── DATA ENTRIES ──

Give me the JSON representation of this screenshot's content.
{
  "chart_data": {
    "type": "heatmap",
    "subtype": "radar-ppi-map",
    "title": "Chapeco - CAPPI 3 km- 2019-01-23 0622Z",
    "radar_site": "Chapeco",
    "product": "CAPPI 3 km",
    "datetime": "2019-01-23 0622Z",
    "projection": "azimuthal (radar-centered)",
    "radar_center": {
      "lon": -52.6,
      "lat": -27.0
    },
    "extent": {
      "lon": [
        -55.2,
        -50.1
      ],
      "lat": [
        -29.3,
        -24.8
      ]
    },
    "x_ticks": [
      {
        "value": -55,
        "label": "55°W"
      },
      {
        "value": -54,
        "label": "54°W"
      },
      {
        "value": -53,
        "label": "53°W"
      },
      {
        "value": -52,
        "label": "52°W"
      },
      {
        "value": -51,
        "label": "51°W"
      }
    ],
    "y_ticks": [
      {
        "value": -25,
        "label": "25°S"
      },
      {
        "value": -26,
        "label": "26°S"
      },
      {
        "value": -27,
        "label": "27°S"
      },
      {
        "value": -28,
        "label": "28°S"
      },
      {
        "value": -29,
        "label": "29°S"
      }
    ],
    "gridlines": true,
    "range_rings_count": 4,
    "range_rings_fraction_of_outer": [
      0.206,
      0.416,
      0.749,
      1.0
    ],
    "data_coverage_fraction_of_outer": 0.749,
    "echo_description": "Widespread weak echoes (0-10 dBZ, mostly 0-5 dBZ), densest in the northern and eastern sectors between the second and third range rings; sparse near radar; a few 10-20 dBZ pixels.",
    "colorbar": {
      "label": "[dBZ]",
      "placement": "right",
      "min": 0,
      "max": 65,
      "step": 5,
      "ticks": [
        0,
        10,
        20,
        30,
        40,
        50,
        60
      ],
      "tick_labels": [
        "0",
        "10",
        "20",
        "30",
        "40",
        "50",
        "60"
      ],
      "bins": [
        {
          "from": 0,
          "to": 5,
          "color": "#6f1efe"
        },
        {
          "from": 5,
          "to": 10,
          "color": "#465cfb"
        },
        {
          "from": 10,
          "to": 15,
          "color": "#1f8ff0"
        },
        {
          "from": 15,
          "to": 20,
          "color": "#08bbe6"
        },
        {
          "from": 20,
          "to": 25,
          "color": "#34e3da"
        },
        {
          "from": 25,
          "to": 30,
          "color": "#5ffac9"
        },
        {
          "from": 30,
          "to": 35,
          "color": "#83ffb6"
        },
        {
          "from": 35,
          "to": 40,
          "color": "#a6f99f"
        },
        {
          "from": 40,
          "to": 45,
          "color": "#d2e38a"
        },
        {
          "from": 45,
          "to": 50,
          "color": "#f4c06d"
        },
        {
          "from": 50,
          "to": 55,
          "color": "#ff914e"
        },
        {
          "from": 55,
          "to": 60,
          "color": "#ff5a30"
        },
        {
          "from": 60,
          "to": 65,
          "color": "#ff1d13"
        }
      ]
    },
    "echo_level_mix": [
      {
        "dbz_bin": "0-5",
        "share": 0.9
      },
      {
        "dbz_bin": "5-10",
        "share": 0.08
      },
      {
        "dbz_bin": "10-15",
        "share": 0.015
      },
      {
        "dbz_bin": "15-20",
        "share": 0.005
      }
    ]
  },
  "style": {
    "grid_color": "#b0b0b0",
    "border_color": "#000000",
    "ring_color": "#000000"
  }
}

───

AIM
The word "Chapeco" may occur in lines of the records. Report how many such lines there are, giving only the number.

SOLUTION
2